◆ WHAT IS EXPECTED
Find the lines in these entries that include the word "this" and state how many there are, with no other words.

[Dataset entries]
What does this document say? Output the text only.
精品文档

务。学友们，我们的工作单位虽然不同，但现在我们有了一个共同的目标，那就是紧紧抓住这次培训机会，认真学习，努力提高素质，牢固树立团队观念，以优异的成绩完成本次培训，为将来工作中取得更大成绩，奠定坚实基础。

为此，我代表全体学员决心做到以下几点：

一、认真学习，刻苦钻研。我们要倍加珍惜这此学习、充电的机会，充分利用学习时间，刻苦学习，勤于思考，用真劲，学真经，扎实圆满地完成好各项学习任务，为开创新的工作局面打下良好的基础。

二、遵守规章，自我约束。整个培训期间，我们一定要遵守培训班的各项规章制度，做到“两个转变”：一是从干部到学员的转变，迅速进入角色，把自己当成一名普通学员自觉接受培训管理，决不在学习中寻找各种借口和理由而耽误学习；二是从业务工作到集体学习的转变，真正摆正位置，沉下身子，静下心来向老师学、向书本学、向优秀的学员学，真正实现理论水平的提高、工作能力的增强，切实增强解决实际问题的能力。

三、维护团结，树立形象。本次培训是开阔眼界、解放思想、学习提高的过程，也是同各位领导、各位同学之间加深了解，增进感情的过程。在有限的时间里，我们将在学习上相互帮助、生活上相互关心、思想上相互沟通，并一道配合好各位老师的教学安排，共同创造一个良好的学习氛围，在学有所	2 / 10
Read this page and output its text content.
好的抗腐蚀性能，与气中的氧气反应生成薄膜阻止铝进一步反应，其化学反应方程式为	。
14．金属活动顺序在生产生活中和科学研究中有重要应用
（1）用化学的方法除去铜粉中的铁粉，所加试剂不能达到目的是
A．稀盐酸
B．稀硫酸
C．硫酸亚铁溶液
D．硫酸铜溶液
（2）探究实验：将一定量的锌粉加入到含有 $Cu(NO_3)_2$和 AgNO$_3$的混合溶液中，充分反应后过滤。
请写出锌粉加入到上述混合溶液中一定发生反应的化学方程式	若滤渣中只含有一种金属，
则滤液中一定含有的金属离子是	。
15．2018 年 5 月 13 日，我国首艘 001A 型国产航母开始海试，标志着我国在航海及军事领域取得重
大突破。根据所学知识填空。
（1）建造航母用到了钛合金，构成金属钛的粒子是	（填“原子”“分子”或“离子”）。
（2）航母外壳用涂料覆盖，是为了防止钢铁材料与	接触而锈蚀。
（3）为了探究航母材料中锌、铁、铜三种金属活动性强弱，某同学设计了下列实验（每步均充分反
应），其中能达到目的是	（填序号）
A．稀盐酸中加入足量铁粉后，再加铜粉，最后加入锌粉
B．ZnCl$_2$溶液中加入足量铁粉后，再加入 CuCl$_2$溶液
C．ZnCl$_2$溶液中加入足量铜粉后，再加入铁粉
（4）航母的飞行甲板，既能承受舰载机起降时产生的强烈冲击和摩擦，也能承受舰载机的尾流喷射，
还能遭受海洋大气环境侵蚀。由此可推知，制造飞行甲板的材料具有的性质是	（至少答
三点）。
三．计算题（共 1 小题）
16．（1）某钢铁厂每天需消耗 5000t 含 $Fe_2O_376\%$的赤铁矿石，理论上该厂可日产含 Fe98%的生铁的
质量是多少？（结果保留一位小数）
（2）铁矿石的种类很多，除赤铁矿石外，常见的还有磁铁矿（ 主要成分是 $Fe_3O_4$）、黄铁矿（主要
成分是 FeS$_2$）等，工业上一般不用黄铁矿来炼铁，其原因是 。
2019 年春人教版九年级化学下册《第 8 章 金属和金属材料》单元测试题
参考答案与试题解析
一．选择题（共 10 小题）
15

◆ EXERCISE RESULT
2